Problem: Return all of the lines below exactly as they are.

[Stored data entries]
%%
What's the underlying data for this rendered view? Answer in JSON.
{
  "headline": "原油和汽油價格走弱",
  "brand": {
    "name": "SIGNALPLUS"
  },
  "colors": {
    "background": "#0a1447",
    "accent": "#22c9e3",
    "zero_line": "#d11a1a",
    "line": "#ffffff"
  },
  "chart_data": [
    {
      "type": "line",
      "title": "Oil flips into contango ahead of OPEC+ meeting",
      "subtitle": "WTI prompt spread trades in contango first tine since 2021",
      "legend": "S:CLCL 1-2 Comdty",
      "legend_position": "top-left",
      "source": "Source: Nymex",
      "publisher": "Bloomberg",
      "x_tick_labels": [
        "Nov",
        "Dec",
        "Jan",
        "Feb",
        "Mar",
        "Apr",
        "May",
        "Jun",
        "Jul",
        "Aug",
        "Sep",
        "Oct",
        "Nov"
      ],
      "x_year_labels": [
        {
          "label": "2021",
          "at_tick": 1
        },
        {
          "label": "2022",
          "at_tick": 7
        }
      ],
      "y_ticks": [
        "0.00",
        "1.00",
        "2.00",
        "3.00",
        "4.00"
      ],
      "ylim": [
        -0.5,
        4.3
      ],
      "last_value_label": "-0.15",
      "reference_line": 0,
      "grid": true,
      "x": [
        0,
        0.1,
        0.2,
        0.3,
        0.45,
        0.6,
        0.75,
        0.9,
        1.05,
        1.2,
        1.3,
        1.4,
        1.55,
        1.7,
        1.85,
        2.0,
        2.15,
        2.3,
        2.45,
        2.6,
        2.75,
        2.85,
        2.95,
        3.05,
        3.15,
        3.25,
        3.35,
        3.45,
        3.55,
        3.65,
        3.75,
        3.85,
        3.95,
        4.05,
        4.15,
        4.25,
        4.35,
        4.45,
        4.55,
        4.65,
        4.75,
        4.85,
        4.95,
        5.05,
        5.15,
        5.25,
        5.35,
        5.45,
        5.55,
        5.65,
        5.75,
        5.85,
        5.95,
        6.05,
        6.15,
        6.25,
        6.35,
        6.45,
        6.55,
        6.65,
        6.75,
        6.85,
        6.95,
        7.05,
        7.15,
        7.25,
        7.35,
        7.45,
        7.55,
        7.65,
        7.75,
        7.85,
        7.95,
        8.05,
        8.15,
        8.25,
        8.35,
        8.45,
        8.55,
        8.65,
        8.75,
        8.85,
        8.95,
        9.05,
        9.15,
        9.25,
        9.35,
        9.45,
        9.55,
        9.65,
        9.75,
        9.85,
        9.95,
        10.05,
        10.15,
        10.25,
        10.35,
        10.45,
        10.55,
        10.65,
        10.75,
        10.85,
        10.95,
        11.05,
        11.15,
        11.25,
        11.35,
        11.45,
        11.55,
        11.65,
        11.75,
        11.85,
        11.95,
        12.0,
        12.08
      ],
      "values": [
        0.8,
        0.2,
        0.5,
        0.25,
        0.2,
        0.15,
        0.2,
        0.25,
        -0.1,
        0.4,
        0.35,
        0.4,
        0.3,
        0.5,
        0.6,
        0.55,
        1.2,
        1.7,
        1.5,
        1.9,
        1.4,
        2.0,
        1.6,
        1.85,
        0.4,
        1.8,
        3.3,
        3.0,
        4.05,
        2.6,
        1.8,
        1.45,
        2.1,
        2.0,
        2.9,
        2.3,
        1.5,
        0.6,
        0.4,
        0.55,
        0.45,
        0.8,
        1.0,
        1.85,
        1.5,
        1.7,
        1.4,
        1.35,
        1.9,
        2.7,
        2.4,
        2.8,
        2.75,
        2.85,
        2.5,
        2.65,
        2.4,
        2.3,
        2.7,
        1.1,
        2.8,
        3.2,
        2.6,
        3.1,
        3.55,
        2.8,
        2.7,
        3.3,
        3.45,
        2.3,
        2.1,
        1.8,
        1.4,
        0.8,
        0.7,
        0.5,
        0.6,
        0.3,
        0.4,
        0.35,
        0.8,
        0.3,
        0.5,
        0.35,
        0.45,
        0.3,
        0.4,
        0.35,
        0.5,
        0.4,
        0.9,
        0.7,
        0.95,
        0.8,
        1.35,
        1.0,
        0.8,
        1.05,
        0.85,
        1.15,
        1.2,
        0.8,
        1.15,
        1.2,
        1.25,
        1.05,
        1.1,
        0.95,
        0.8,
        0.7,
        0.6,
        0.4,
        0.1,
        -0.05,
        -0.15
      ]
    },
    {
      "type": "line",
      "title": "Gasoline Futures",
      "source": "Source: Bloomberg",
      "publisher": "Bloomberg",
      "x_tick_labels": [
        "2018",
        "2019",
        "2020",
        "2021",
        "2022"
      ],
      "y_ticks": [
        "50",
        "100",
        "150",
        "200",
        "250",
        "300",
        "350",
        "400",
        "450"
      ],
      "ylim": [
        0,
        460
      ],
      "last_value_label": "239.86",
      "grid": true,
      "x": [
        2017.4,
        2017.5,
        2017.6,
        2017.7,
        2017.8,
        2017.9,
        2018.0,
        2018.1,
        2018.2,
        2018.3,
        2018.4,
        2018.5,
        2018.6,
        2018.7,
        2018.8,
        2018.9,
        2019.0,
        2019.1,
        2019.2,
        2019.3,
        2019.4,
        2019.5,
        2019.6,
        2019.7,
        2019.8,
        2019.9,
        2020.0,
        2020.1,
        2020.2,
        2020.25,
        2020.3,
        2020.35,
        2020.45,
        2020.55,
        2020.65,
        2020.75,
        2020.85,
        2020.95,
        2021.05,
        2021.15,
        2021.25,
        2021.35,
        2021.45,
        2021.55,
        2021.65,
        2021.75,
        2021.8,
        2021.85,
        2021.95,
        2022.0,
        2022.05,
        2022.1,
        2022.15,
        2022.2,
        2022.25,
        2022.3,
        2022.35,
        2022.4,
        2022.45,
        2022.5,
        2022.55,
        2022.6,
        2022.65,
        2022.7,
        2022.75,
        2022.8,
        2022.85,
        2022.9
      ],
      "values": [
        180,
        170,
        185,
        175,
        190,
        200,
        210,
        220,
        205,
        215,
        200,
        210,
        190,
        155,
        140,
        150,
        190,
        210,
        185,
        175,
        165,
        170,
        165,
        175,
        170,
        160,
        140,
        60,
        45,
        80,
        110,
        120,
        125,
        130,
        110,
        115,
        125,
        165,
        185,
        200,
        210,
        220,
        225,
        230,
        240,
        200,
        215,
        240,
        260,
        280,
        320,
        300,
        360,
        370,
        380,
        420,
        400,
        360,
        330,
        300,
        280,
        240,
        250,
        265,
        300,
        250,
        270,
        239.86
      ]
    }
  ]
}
%%
Worked answer:
What's the underlying data for this rendered view? Answer in JSON.
{
  "headline": "原油和汽油價格走弱",
  "brand": {
    "name": "SIGNALPLUS"
  },
  "colors": {
    "background": "#0a1447",
    "accent": "#22c9e3",
    "zero_line": "#d11a1a",
    "line": "#ffffff"
  },
  "chart_data": [
    {
      "type": "line",
      "title": "Oil flips into contango ahead of OPEC+ meeting",
      "subtitle": "WTI prompt spread trades in contango first tine since 2021",
      "legend": "S:CLCL 1-2 Comdty",
      "legend_position": "top-left",
      "source": "Source: Nymex",
      "publisher": "Bloomberg",
      "x_tick_labels": [
        "Nov",
        "Dec",
        "Jan",
        "Feb",
        "Mar",
        "Apr",
        "May",
        "Jun",
        "Jul",
        "Aug",
        "Sep",
        "Oct",
        "Nov"
      ],
      "x_year_labels": [
        {
          "label": "2021",
          "at_tick": 1
        },
        {
          "label": "2022",
          "at_tick": 7
        }
      ],
      "y_ticks": [
        "0.00",
        "1.00",
        "2.00",
        "3.00",
        "4.00"
      ],
      "ylim": [
        -0.5,
        4.3
      ],
      "last_value_label": "-0.15",
      "reference_line": 0,
      "grid": true,
      "x": [
        0,
        0.1,
        0.2,
        0.3,
        0.45,
        0.6,
        0.75,
        0.9,
        1.05,
        1.2,
        1.3,
        1.4,
        1.55,
        1.7,
        1.85,
        2.0,
        2.15,
        2.3,
        2.45,
        2.6,
        2.75,
        2.85,
        2.95,
        3.05,
        3.15,
        3.25,
        3.35,
        3.45,
        3.55,
        3.65,
        3.75,
        3.85,
        3.95,
        4.05,
        4.15,
        4.25,
        4.35,
        4.45,
        4.55,
        4.65,
        4.75,
        4.85,
        4.95,
        5.05,
        5.15,
        5.25,
        5.35,
        5.45,
        5.55,
        5.65,
        5.75,
        5.85,
        5.95,
        6.05,
        6.15,
        6.25,
        6.35,
        6.45,
        6.55,
        6.65,
        6.75,
        6.85,
        6.95,
        7.05,
        7.15,
        7.25,
        7.35,
        7.45,
        7.55,
        7.65,
        7.75,
        7.85,
        7.95,
        8.05,
        8.15,
        8.25,
        8.35,
        8.45,
        8.55,
        8.65,
        8.75,
        8.85,
        8.95,
        9.05,
        9.15,
        9.25,
        9.35,
        9.45,
        9.55,
        9.65,
        9.75,
        9.85,
        9.95,
        10.05,
        10.15,
        10.25,
        10.35,
        10.45,
        10.55,
        10.65,
        10.75,
        10.85,
        10.95,
        11.05,
        11.15,
        11.25,
        11.35,
        11.45,
        11.55,
        11.65,
        11.75,
        11.85,
        11.95,
        12.0,
        12.08
      ],
      "values": [
        0.8,
        0.2,
        0.5,
        0.25,
        0.2,
        0.15,
        0.2,
        0.25,
        -0.1,
        0.4,
        0.35,
        0.4,
        0.3,
        0.5,
        0.6,
        0.55,
        1.2,
        1.7,
        1.5,
        1.9,
        1.4,
        2.0,
        1.6,
        1.85,
        0.4,
        1.8,
        3.3,
        3.0,
        4.05,
        2.6,
        1.8,
        1.45,
        2.1,
        2.0,
        2.9,
        2.3,
        1.5,
        0.6,
        0.4,
        0.55,
        0.45,
        0.8,
        1.0,
        1.85,
        1.5,
        1.7,
        1.4,
        1.35,
        1.9,
        2.7,
        2.4,
        2.8,
        2.75,
        2.85,
        2.5,
        2.65,
        2.4,
        2.3,
        2.7,
        1.1,
        2.8,
        3.2,
        2.6,
        3.1,
        3.55,
        2.8,
        2.7,
        3.3,
        3.45,
        2.3,
        2.1,
        1.8,
        1.4,
        0.8,
        0.7,
        0.5,
        0.6,
        0.3,
        0.4,
        0.35,
        0.8,
        0.3,
        0.5,
        0.35,
        0.45,
        0.3,
        0.4,
        0.35,
        0.5,
        0.4,
        0.9,
        0.7,
        0.95,
        0.8,
        1.35,
        1.0,
        0.8,
        1.05,
        0.85,
        1.15,
        1.2,
        0.8,
        1.15,
        1.2,
        1.25,
        1.05,
        1.1,
        0.95,
        0.8,
        0.7,
        0.6,
        0.4,
        0.1,
        -0.05,
        -0.15
      ]
    },
    {
      "type": "line",
      "title": "Gasoline Futures",
      "source": "Source: Bloomberg",
      "publisher": "Bloomberg",
      "x_tick_labels": [
        "2018",
        "2019",
        "2020",
        "2021",
        "2022"
      ],
      "y_ticks": [
        "50",
        "100",
        "150",
        "200",
        "250",
        "300",
        "350",
        "400",
        "450"
      ],
      "ylim": [
        0,
        460
      ],
      "last_value_label": "239.86",
      "grid": true,
      "x": [
        2017.4,
        2017.5,
        2017.6,
        2017.7,
        2017.8,
        2017.9,
        2018.0,
        2018.1,
        2018.2,
        2018.3,
        2018.4,
        2018.5,
        2018.6,
        2018.7,
        2018.8,
        2018.9,
        2019.0,
        2019.1,
        2019.2,
        2019.3,
        2019.4,
        2019.5,
        2019.6,
        2019.7,
        2019.8,
        2019.9,
        2020.0,
        2020.1,
        2020.2,
        2020.25,
        2020.3,
        2020.35,
        2020.45,
        2020.55,
        2020.65,
        2020.75,
        2020.85,
        2020.95,
        2021.05,
        2021.15,
        2021.25,
        2021.35,
        2021.45,
        2021.55,
        2021.65,
        2021.75,
        2021.8,
        2021.85,
        2021.95,
        2022.0,
        2022.05,
        2022.1,
        2022.15,
        2022.2,
        2022.25,
        2022.3,
        2022.35,
        2022.4,
        2022.45,
        2022.5,
        2022.55,
        2022.6,
        2022.65,
        2022.7,
        2022.75,
        2022.8,
        2022.85,
        2022.9
      ],
      "values": [
        180,
        170,
        185,
        175,
        190,
        200,
        210,
        220,
        205,
        215,
        200,
        210,
        190,
        155,
        140,
        150,
        190,
        210,
        185,
        175,
        165,
        170,
        165,
        175,
        170,
        160,
        140,
        60,
        45,
        80,
        110,
        120,
        125,
        130,
        110,
        115,
        125,
        165,
        185,
        200,
        210,
        220,
        225,
        230,
        240,
        200,
        215,
        240,
        260,
        280,
        320,
        300,
        360,
        370,
        380,
        420,
        400,
        360,
        330,
        300,
        280,
        240,
        250,
        265,
        300,
        250,
        270,
        239.86
      ]
    }
  ]
}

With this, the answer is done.